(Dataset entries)

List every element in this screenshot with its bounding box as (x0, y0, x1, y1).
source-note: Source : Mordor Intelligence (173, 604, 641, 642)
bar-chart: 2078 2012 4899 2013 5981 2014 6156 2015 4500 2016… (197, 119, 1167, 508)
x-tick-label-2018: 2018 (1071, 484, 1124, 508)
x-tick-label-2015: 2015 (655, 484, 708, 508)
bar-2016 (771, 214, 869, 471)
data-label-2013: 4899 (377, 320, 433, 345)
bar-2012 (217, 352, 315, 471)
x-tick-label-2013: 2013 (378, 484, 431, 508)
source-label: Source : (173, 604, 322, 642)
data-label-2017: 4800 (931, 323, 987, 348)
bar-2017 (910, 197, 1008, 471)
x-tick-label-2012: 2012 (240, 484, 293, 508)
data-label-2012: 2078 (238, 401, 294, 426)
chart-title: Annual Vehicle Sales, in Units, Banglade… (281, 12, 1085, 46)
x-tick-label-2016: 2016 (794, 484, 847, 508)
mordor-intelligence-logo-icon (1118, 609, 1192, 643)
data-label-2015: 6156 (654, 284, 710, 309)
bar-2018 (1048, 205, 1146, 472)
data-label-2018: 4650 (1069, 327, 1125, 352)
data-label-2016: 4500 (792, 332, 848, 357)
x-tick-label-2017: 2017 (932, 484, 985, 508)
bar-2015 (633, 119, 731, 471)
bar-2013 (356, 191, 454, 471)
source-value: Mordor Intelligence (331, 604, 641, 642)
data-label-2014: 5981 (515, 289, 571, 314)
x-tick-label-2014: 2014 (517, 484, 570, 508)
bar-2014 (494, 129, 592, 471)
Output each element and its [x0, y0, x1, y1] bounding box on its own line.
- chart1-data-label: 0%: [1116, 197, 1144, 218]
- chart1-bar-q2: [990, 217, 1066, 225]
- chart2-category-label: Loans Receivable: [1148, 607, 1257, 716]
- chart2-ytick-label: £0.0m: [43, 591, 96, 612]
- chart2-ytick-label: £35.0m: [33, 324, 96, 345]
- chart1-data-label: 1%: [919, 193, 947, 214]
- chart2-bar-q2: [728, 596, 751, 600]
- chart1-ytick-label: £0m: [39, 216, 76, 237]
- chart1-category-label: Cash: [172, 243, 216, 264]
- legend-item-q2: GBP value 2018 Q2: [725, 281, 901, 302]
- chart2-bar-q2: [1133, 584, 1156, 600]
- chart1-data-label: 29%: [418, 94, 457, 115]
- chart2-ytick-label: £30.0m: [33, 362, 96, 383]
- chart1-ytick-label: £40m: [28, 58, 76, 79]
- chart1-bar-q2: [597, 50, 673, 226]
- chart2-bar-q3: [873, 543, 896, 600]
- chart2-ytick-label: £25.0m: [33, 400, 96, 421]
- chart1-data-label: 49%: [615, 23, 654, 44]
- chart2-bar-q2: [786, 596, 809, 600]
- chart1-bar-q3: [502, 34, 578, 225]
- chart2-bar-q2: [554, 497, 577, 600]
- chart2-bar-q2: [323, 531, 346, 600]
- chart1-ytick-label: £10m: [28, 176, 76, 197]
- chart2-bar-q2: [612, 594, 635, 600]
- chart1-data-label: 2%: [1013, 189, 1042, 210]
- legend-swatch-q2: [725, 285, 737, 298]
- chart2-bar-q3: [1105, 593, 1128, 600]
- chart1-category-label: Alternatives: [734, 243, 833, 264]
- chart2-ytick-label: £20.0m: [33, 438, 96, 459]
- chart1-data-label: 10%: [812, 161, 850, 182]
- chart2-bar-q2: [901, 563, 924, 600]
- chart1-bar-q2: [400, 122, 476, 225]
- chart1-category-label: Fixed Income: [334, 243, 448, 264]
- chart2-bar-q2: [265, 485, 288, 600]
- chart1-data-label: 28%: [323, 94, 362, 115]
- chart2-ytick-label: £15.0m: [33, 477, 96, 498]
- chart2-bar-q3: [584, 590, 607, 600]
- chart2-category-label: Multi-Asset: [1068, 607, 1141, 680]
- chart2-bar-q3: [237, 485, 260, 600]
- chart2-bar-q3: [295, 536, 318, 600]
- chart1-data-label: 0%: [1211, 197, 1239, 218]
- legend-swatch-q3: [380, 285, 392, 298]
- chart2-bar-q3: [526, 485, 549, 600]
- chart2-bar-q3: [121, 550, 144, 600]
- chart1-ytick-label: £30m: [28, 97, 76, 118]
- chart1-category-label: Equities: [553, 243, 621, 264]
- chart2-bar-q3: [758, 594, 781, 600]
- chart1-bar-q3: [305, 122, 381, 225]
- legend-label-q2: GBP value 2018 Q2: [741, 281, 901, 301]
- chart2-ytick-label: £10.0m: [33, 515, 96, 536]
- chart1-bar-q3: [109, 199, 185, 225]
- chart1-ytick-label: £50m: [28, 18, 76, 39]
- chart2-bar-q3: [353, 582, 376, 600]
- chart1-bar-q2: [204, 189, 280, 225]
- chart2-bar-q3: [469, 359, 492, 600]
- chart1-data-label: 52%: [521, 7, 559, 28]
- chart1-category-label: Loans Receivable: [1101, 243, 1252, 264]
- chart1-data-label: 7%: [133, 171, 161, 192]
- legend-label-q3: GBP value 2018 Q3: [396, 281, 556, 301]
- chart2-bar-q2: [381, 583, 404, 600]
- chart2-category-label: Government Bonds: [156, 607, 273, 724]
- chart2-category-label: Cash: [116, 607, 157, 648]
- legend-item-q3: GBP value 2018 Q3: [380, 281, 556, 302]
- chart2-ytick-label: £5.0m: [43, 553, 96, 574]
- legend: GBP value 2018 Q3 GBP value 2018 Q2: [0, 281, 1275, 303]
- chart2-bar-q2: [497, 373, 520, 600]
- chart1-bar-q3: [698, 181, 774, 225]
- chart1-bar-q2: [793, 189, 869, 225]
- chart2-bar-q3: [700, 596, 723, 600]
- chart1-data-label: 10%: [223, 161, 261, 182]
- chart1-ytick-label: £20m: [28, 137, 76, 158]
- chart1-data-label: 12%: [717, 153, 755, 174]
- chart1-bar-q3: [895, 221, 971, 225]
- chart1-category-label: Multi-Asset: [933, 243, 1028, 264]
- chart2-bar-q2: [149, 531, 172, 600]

> **DIRECTIONS**: Reproduce, without any change, every line from the first line of the dataset entries through the line that contains "bar-2012 (217, 352, 315, 471)". Include both of those lines.

> **SOLVED EXERCISE**:
List every element in this screenshot with its bounding box as (x0, y0, x1, y1).
source-note: Source : Mordor Intelligence (173, 604, 641, 642)
bar-chart: 2078 2012 4899 2013 5981 2014 6156 2015 4500 2016… (197, 119, 1167, 508)
x-tick-label-2018: 2018 (1071, 484, 1124, 508)
x-tick-label-2015: 2015 (655, 484, 708, 508)
bar-2016 (771, 214, 869, 471)
data-label-2013: 4899 (377, 320, 433, 345)
bar-2012 (217, 352, 315, 471)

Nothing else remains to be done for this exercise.